Extracted records:

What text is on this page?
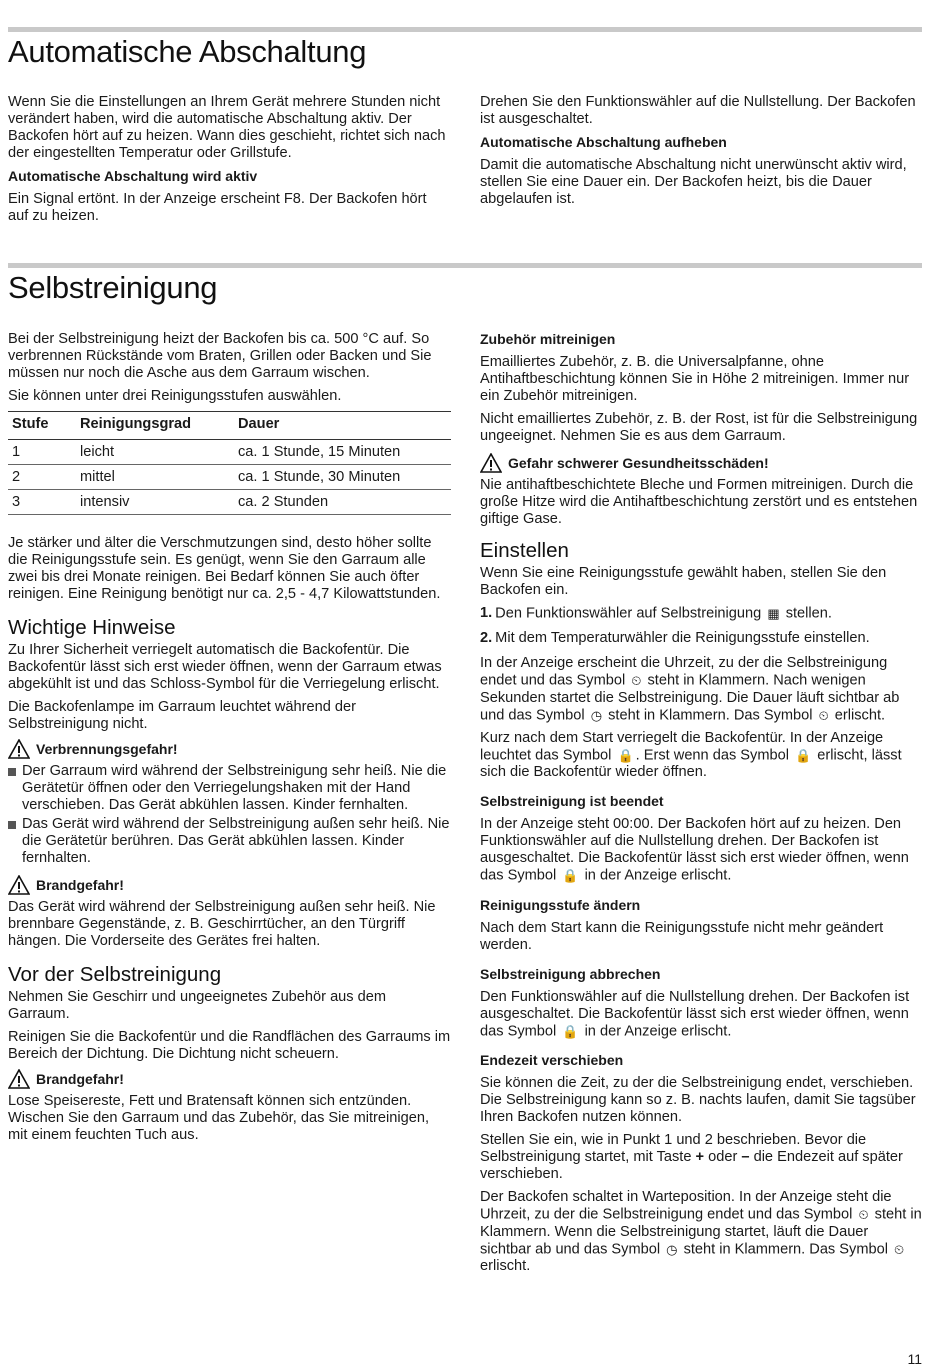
Automatische Abschaltung

Wenn Sie die Einstellungen an Ihrem Gerät mehrere Stunden nicht verändert haben, wird die automatische Abschaltung aktiv. Der Backofen hört auf zu heizen. Wann dies geschieht, richtet sich nach der eingestellten Temperatur oder Grillstufe.

Automatische Abschaltung wird aktiv

Ein Signal ertönt. In der Anzeige erscheint F8. Der Backofen hört auf zu heizen.

Drehen Sie den Funktionswähler auf die Nullstellung. Der Backofen ist ausgeschaltet.

Automatische Abschaltung aufheben

Damit die automatische Abschaltung nicht unerwünscht aktiv wird, stellen Sie eine Dauer ein. Der Backofen heizt, bis die Dauer abgelaufen ist.

Selbstreinigung

Bei der Selbstreinigung heizt der Backofen bis ca. 500 °C auf. So verbrennen Rückstände vom Braten, Grillen oder Backen und Sie müssen nur noch die Asche aus dem Garraum wischen.

Sie können unter drei Reinigungsstufen auswählen.

Stufe	Reinigungsgrad	Dauer
1	leicht	ca. 1 Stunde, 15 Minuten
2	mittel	ca. 1 Stunde, 30 Minuten
3	intensiv	ca. 2 Stunden

Je stärker und älter die Verschmutzungen sind, desto höher sollte die Reinigungsstufe sein. Es genügt, wenn Sie den Garraum alle zwei bis drei Monate reinigen. Bei Bedarf können Sie auch öfter reinigen. Eine Reinigung benötigt nur ca. 2,5 - 4,7 Kilowattstunden.

Wichtige Hinweise

Zu Ihrer Sicherheit verriegelt automatisch die Backofentür. Die Backofentür lässt sich erst wieder öffnen, wenn der Garraum etwas abgekühlt ist und das Schloss-Symbol für die Verriegelung erlischt.

Die Backofenlampe im Garraum leuchtet während der Selbstreinigung nicht.

Verbrennungsgefahr!
Der Garraum wird während der Selbstreinigung sehr heiß. Nie die Gerätetür öffnen oder den Verriegelungshaken mit der Hand verschieben. Das Gerät abkühlen lassen. Kinder fernhalten.
Das Gerät wird während der Selbstreinigung außen sehr heiß. Nie die Gerätetür berühren. Das Gerät abkühlen lassen. Kinder fernhalten.
Brandgefahr!

Das Gerät wird während der Selbstreinigung außen sehr heiß. Nie brennbare Gegenstände, z. B. Geschirrtücher, an den Türgriff hängen. Die Vorderseite des Gerätes frei halten.

Vor der Selbstreinigung

Nehmen Sie Geschirr und ungeeignetes Zubehör aus dem Garraum.

Reinigen Sie die Backofentür und die Randflächen des Garraums im Bereich der Dichtung. Die Dichtung nicht scheuern.

Brandgefahr!

Lose Speisereste, Fett und Bratensaft können sich entzünden. Wischen Sie den Garraum und das Zubehör, das Sie mitreinigen, mit einem feuchten Tuch aus.

Zubehör mitreinigen

Emailliertes Zubehör, z. B. die Universalpfanne, ohne Antihaftbeschichtung können Sie in Höhe 2 mitreinigen. Immer nur ein Zubehör mitreinigen.

Nicht emailliertes Zubehör, z. B. der Rost, ist für die Selbstreinigung ungeeignet. Nehmen Sie es aus dem Garraum.

Gefahr schwerer Gesundheitsschäden!

Nie antihaftbeschichtete Bleche und Formen mitreinigen. Durch die große Hitze wird die Antihaftbeschichtung zerstört und es entstehen giftige Gase.

Einstellen

Wenn Sie eine Reinigungsstufe gewählt haben, stellen Sie den Backofen ein.

1. Den Funktionswähler auf Selbstreinigung ▦ stellen.
2. Mit dem Temperaturwähler die Reinigungsstufe einstellen.

In der Anzeige erscheint die Uhrzeit, zu der die Selbstreinigung endet und das Symbol ⏲ steht in Klammern. Nach wenigen Sekunden startet die Selbstreinigung. Die Dauer läuft sichtbar ab und das Symbol ◷ steht in Klammern. Das Symbol ⏲ erlischt.

Kurz nach dem Start verriegelt die Backofentür. In der Anzeige leuchtet das Symbol 🔒 . Erst wenn das Symbol 🔒 erlischt, lässt sich die Backofentür wieder öffnen.

Selbstreinigung ist beendet

In der Anzeige steht 00:00. Der Backofen hört auf zu heizen. Den Funktionswähler auf die Nullstellung drehen. Der Backofen ist ausgeschaltet. Die Backofentür lässt sich erst wieder öffnen, wenn das Symbol 🔒 in der Anzeige erlischt.

Reinigungsstufe ändern

Nach dem Start kann die Reinigungsstufe nicht mehr geändert werden.

Selbstreinigung abbrechen

Den Funktionswähler auf die Nullstellung drehen. Der Backofen ist ausgeschaltet. Die Backofentür lässt sich erst wieder öffnen, wenn das Symbol 🔒 in der Anzeige erlischt.

Endezeit verschieben

Sie können die Zeit, zu der die Selbstreinigung endet, verschieben. Die Selbstreinigung kann so z. B. nachts laufen, damit Sie tagsüber Ihren Backofen nutzen können.

Stellen Sie ein, wie in Punkt 1 und 2 beschrieben. Bevor die Selbstreinigung startet, mit Taste + oder – die Endezeit auf später verschieben.

Der Backofen schaltet in Warteposition. In der Anzeige steht die Uhrzeit, zu der die Selbstreinigung endet und das Symbol ⏲ steht in Klammern. Wenn die Selbstreinigung startet, läuft die Dauer sichtbar ab und das Symbol ◷ steht in Klammern. Das Symbol ⏲ erlischt.

11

Required work. Transcribe every record above exactly as written, leaving out any pictures.

Solution below.
What text is on this page?
Automatische Abschaltung

Wenn Sie die Einstellungen an Ihrem Gerät mehrere Stunden nicht verändert haben, wird die automatische Abschaltung aktiv. Der Backofen hört auf zu heizen. Wann dies geschieht, richtet sich nach der eingestellten Temperatur oder Grillstufe.

Automatische Abschaltung wird aktiv

Ein Signal ertönt. In der Anzeige erscheint F8. Der Backofen hört auf zu heizen.

Drehen Sie den Funktionswähler auf die Nullstellung. Der Backofen ist ausgeschaltet.

Automatische Abschaltung aufheben

Damit die automatische Abschaltung nicht unerwünscht aktiv wird, stellen Sie eine Dauer ein. Der Backofen heizt, bis die Dauer abgelaufen ist.

Selbstreinigung

Bei der Selbstreinigung heizt der Backofen bis ca. 500 °C auf. So verbrennen Rückstände vom Braten, Grillen oder Backen und Sie müssen nur noch die Asche aus dem Garraum wischen.

Sie können unter drei Reinigungsstufen auswählen.

Stufe	Reinigungsgrad	Dauer
1	leicht	ca. 1 Stunde, 15 Minuten
2	mittel	ca. 1 Stunde, 30 Minuten
3	intensiv	ca. 2 Stunden

Je stärker und älter die Verschmutzungen sind, desto höher sollte die Reinigungsstufe sein. Es genügt, wenn Sie den Garraum alle zwei bis drei Monate reinigen. Bei Bedarf können Sie auch öfter reinigen. Eine Reinigung benötigt nur ca. 2,5 - 4,7 Kilowattstunden.

Wichtige Hinweise

Zu Ihrer Sicherheit verriegelt automatisch die Backofentür. Die Backofentür lässt sich erst wieder öffnen, wenn der Garraum etwas abgekühlt ist und das Schloss-Symbol für die Verriegelung erlischt.

Die Backofenlampe im Garraum leuchtet während der Selbstreinigung nicht.

Verbrennungsgefahr!
Der Garraum wird während der Selbstreinigung sehr heiß. Nie die Gerätetür öffnen oder den Verriegelungshaken mit der Hand verschieben. Das Gerät abkühlen lassen. Kinder fernhalten.
Das Gerät wird während der Selbstreinigung außen sehr heiß. Nie die Gerätetür berühren. Das Gerät abkühlen lassen. Kinder fernhalten.
Brandgefahr!

Das Gerät wird während der Selbstreinigung außen sehr heiß. Nie brennbare Gegenstände, z. B. Geschirrtücher, an den Türgriff hängen. Die Vorderseite des Gerätes frei halten.

Vor der Selbstreinigung

Nehmen Sie Geschirr und ungeeignetes Zubehör aus dem Garraum.

Reinigen Sie die Backofentür und die Randflächen des Garraums im Bereich der Dichtung. Die Dichtung nicht scheuern.

Brandgefahr!

Lose Speisereste, Fett und Bratensaft können sich entzünden. Wischen Sie den Garraum und das Zubehör, das Sie mitreinigen, mit einem feuchten Tuch aus.

Zubehör mitreinigen

Emailliertes Zubehör, z. B. die Universalpfanne, ohne Antihaftbeschichtung können Sie in Höhe 2 mitreinigen. Immer nur ein Zubehör mitreinigen.

Nicht emailliertes Zubehör, z. B. der Rost, ist für die Selbstreinigung ungeeignet. Nehmen Sie es aus dem Garraum.

Gefahr schwerer Gesundheitsschäden!

Nie antihaftbeschichtete Bleche und Formen mitreinigen. Durch die große Hitze wird die Antihaftbeschichtung zerstört und es entstehen giftige Gase.

Einstellen

Wenn Sie eine Reinigungsstufe gewählt haben, stellen Sie den Backofen ein.

1. Den Funktionswähler auf Selbstreinigung ▦ stellen.
2. Mit dem Temperaturwähler die Reinigungsstufe einstellen.

In der Anzeige erscheint die Uhrzeit, zu der die Selbstreinigung endet und das Symbol ⏲ steht in Klammern. Nach wenigen Sekunden startet die Selbstreinigung. Die Dauer läuft sichtbar ab und das Symbol ◷ steht in Klammern. Das Symbol ⏲ erlischt.

Kurz nach dem Start verriegelt die Backofentür. In der Anzeige leuchtet das Symbol 🔒 . Erst wenn das Symbol 🔒 erlischt, lässt sich die Backofentür wieder öffnen.

Selbstreinigung ist beendet

In der Anzeige steht 00:00. Der Backofen hört auf zu heizen. Den Funktionswähler auf die Nullstellung drehen. Der Backofen ist ausgeschaltet. Die Backofentür lässt sich erst wieder öffnen, wenn das Symbol 🔒 in der Anzeige erlischt.

Reinigungsstufe ändern

Nach dem Start kann die Reinigungsstufe nicht mehr geändert werden.

Selbstreinigung abbrechen

Den Funktionswähler auf die Nullstellung drehen. Der Backofen ist ausgeschaltet. Die Backofentür lässt sich erst wieder öffnen, wenn das Symbol 🔒 in der Anzeige erlischt.

Endezeit verschieben

Sie können die Zeit, zu der die Selbstreinigung endet, verschieben. Die Selbstreinigung kann so z. B. nachts laufen, damit Sie tagsüber Ihren Backofen nutzen können.

Stellen Sie ein, wie in Punkt 1 und 2 beschrieben. Bevor die Selbstreinigung startet, mit Taste + oder – die Endezeit auf später verschieben.

Der Backofen schaltet in Warteposition. In der Anzeige steht die Uhrzeit, zu der die Selbstreinigung endet und das Symbol ⏲ steht in Klammern. Wenn die Selbstreinigung startet, läuft die Dauer sichtbar ab und das Symbol ◷ steht in Klammern. Das Symbol ⏲ erlischt.

11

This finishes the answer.